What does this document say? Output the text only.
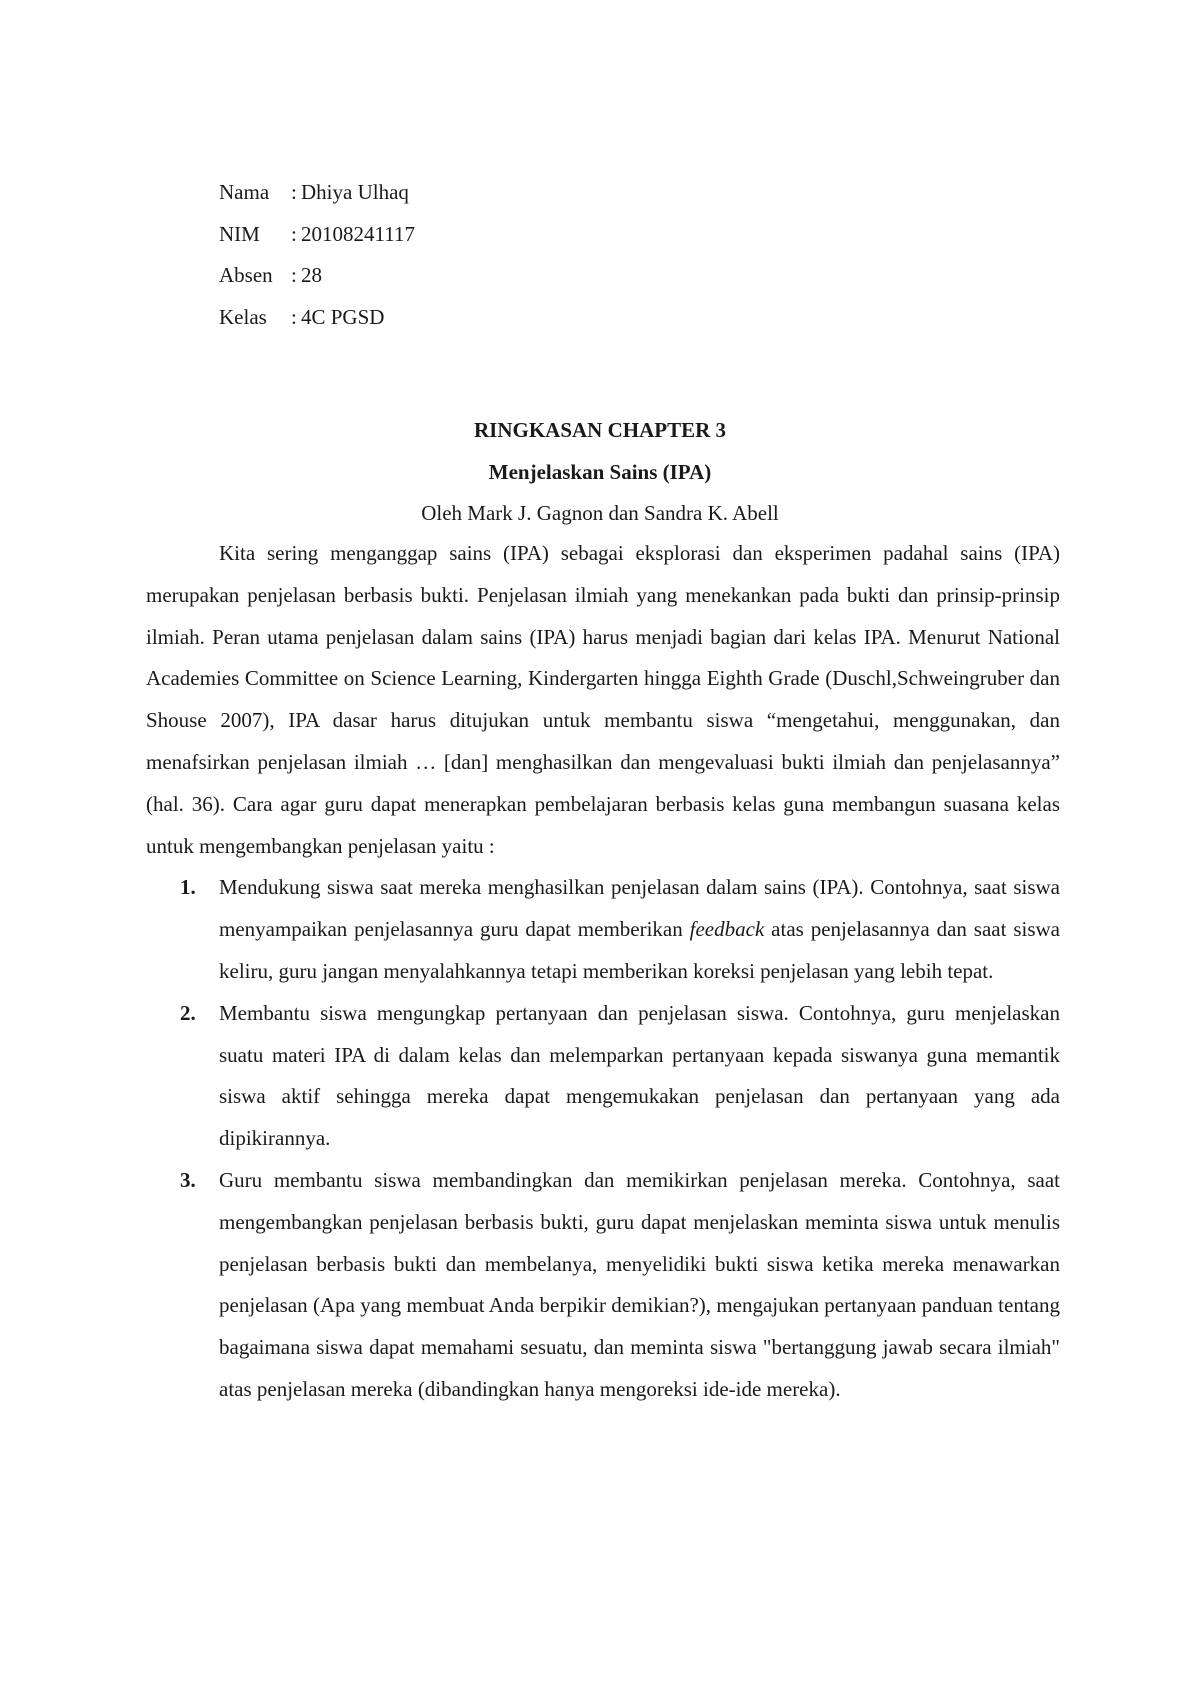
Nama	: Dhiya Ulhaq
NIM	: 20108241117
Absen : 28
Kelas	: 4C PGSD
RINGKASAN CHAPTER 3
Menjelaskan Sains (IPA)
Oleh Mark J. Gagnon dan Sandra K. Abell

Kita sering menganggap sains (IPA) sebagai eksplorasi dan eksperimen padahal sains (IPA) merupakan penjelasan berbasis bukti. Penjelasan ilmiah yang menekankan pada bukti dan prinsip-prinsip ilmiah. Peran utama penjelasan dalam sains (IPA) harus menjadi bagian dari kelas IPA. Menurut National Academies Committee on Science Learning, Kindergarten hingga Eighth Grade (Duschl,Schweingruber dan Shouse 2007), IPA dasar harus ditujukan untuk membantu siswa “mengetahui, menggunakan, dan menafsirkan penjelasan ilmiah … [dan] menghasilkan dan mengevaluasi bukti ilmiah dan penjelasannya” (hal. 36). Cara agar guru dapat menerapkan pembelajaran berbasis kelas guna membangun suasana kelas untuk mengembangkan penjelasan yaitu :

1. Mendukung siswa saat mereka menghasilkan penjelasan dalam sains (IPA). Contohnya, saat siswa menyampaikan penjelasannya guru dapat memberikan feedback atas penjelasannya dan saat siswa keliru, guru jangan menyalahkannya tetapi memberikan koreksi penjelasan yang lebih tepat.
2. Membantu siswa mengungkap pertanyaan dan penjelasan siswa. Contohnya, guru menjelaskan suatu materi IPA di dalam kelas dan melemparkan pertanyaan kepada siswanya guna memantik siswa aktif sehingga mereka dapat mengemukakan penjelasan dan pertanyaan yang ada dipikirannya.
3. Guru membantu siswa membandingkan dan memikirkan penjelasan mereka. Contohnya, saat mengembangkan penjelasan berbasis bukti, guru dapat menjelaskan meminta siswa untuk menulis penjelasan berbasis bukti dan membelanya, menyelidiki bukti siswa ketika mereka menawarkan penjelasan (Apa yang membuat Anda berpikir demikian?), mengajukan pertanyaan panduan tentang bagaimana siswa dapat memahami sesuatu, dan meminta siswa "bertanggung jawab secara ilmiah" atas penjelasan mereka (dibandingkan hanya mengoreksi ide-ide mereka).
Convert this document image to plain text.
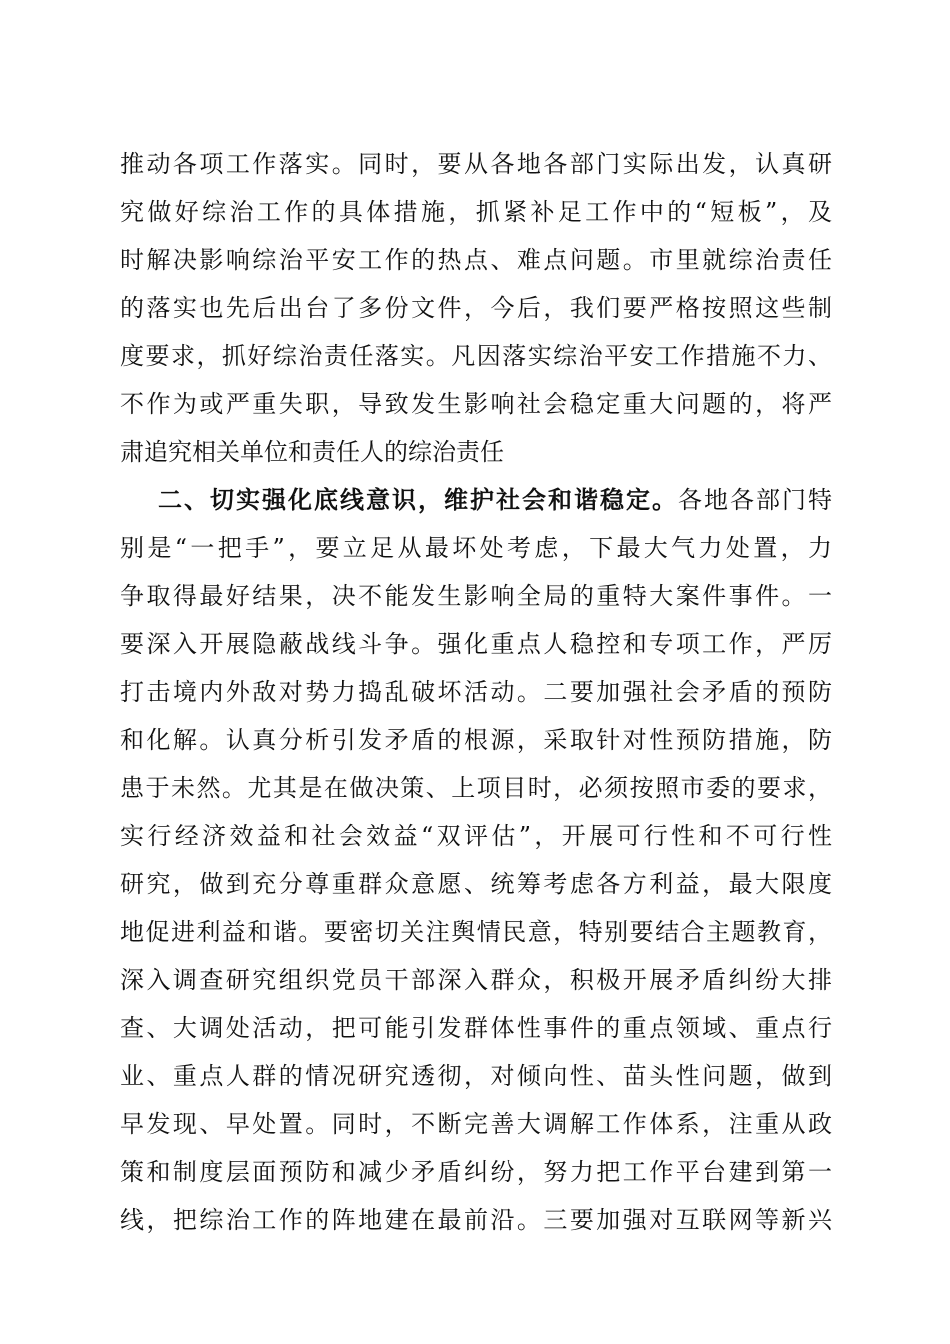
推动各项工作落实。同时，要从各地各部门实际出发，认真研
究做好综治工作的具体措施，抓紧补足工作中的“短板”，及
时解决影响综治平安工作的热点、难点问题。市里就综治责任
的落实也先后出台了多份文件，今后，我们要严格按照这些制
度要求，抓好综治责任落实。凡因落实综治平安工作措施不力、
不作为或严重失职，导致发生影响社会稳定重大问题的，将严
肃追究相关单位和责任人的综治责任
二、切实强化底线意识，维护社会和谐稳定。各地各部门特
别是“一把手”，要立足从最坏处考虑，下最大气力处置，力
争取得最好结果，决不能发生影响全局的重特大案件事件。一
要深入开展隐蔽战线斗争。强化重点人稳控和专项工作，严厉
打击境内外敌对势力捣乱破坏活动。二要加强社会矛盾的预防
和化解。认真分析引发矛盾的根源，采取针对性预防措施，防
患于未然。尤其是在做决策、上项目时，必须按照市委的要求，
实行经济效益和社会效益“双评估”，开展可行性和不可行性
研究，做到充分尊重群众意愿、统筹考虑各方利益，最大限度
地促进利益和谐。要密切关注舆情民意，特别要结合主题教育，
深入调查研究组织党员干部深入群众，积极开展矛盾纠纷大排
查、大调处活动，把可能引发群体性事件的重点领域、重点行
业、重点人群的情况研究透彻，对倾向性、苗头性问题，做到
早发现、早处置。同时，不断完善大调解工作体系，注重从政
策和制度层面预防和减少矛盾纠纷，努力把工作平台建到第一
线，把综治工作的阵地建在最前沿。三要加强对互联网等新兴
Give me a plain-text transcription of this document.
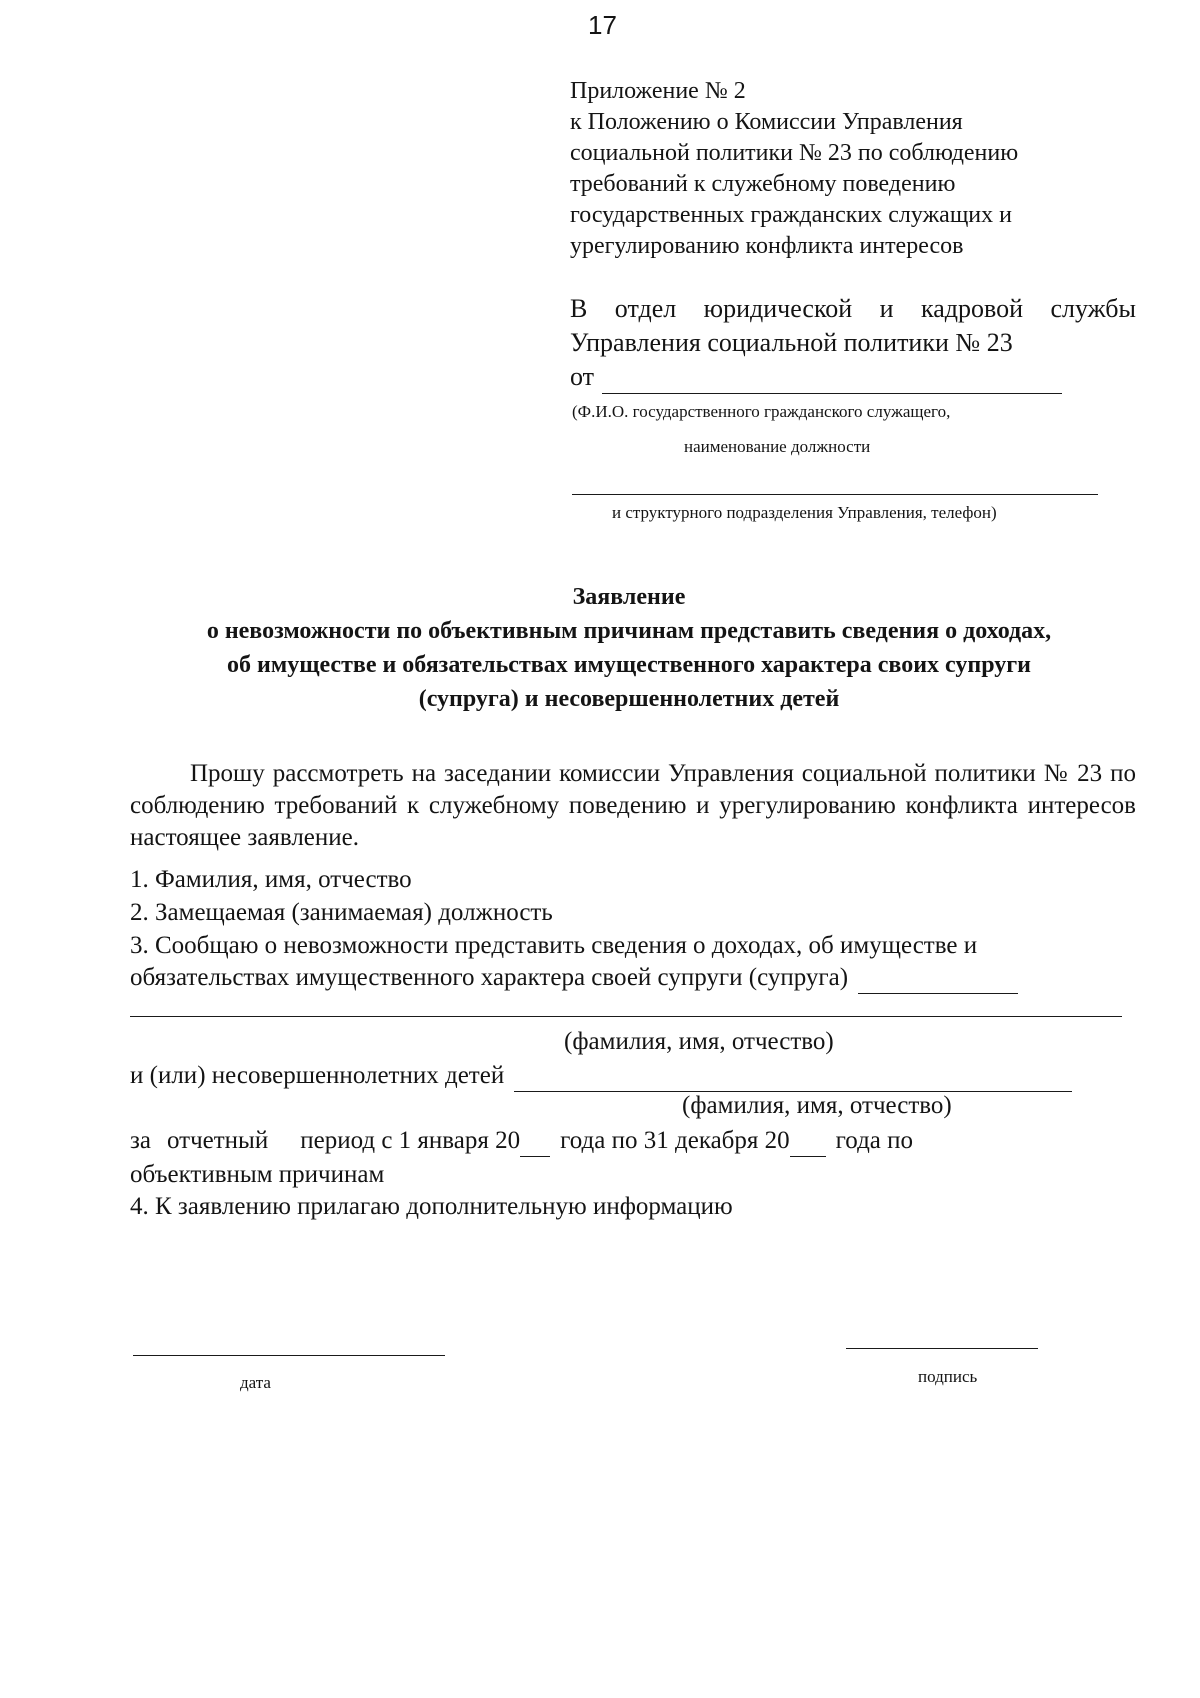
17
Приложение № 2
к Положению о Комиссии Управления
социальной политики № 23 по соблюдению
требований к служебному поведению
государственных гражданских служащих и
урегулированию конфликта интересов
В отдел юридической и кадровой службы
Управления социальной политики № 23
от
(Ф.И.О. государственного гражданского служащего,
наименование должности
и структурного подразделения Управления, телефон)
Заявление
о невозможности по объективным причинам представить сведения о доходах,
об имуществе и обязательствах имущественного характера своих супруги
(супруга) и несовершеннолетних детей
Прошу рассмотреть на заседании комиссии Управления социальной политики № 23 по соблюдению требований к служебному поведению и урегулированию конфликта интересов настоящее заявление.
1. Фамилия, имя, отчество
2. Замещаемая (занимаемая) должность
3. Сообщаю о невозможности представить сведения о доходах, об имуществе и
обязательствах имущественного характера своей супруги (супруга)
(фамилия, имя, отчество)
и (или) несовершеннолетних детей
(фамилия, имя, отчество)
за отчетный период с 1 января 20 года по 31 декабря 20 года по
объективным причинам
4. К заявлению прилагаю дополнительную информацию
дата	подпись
+ + + + + + +
Every line above should be returned word for word, with the pictures left behind.

• Solution for this task:
What does this document say? Output the text only.
Nama	: Dhiya Ulhaq
NIM	: 20108241117
Absen : 28
Kelas	: 4C PGSD
RINGKASAN CHAPTER 3
Menjelaskan Sains (IPA)
Oleh Mark J. Gagnon dan Sandra K. Abell

Kita sering menganggap sains (IPA) sebagai eksplorasi dan eksperimen padahal sains (IPA) merupakan penjelasan berbasis bukti. Penjelasan ilmiah yang menekankan pada bukti dan prinsip-prinsip ilmiah. Peran utama penjelasan dalam sains (IPA) harus menjadi bagian dari kelas IPA. Menurut National Academies Committee on Science Learning, Kindergarten hingga Eighth Grade (Duschl,Schweingruber dan Shouse 2007), IPA dasar harus ditujukan untuk membantu siswa “mengetahui, menggunakan, dan menafsirkan penjelasan ilmiah … [dan] menghasilkan dan mengevaluasi bukti ilmiah dan penjelasannya” (hal. 36). Cara agar guru dapat menerapkan pembelajaran berbasis kelas guna membangun suasana kelas untuk mengembangkan penjelasan yaitu :

1. Mendukung siswa saat mereka menghasilkan penjelasan dalam sains (IPA). Contohnya, saat siswa menyampaikan penjelasannya guru dapat memberikan feedback atas penjelasannya dan saat siswa keliru, guru jangan menyalahkannya tetapi memberikan koreksi penjelasan yang lebih tepat.
2. Membantu siswa mengungkap pertanyaan dan penjelasan siswa. Contohnya, guru menjelaskan suatu materi IPA di dalam kelas dan melemparkan pertanyaan kepada siswanya guna memantik siswa aktif sehingga mereka dapat mengemukakan penjelasan dan pertanyaan yang ada dipikirannya.
3. Guru membantu siswa membandingkan dan memikirkan penjelasan mereka. Contohnya, saat mengembangkan penjelasan berbasis bukti, guru dapat menjelaskan meminta siswa untuk menulis penjelasan berbasis bukti dan membelanya, menyelidiki bukti siswa ketika mereka menawarkan penjelasan (Apa yang membuat Anda berpikir demikian?), mengajukan pertanyaan panduan tentang bagaimana siswa dapat memahami sesuatu, dan meminta siswa "bertanggung jawab secara ilmiah" atas penjelasan mereka (dibandingkan hanya mengoreksi ide-ide mereka).
Convert this document image to plain text.
推动各项工作落实。同时，要从各地各部门实际出发，认真研
究做好综治工作的具体措施，抓紧补足工作中的“短板”，及
时解决影响综治平安工作的热点、难点问题。市里就综治责任
的落实也先后出台了多份文件，今后，我们要严格按照这些制
度要求，抓好综治责任落实。凡因落实综治平安工作措施不力、
不作为或严重失职，导致发生影响社会稳定重大问题的，将严
肃追究相关单位和责任人的综治责任
二、切实强化底线意识，维护社会和谐稳定。各地各部门特
别是“一把手”，要立足从最坏处考虑，下最大气力处置，力
争取得最好结果，决不能发生影响全局的重特大案件事件。一
要深入开展隐蔽战线斗争。强化重点人稳控和专项工作，严厉
打击境内外敌对势力捣乱破坏活动。二要加强社会矛盾的预防
和化解。认真分析引发矛盾的根源，采取针对性预防措施，防
患于未然。尤其是在做决策、上项目时，必须按照市委的要求，
实行经济效益和社会效益“双评估”，开展可行性和不可行性
研究，做到充分尊重群众意愿、统筹考虑各方利益，最大限度
地促进利益和谐。要密切关注舆情民意，特别要结合主题教育，
深入调查研究组织党员干部深入群众，积极开展矛盾纠纷大排
查、大调处活动，把可能引发群体性事件的重点领域、重点行
业、重点人群的情况研究透彻，对倾向性、苗头性问题，做到
早发现、早处置。同时，不断完善大调解工作体系，注重从政
策和制度层面预防和减少矛盾纠纷，努力把工作平台建到第一
线，把综治工作的阵地建在最前沿。三要加强对互联网等新兴
Give me a plain-text transcription of this document.
17
Приложение № 2
к Положению о Комиссии Управления
социальной политики № 23 по соблюдению
требований к служебному поведению
государственных гражданских служащих и
урегулированию конфликта интересов
В отдел юридической и кадровой службы
Управления социальной политики № 23
от
(Ф.И.О. государственного гражданского служащего,
наименование должности
и структурного подразделения Управления, телефон)
Заявление
о невозможности по объективным причинам представить сведения о доходах,
об имуществе и обязательствах имущественного характера своих супруги
(супруга) и несовершеннолетних детей
Прошу рассмотреть на заседании комиссии Управления социальной политики № 23 по соблюдению требований к служебному поведению и урегулированию конфликта интересов настоящее заявление.
1. Фамилия, имя, отчество
2. Замещаемая (занимаемая) должность
3. Сообщаю о невозможности представить сведения о доходах, об имуществе и
обязательствах имущественного характера своей супруги (супруга)
(фамилия, имя, отчество)
и (или) несовершеннолетних детей
(фамилия, имя, отчество)
за отчетный период с 1 января 20 года по 31 декабря 20 года по
объективным причинам
4. К заявлению прилагаю дополнительную информацию
дата	подпись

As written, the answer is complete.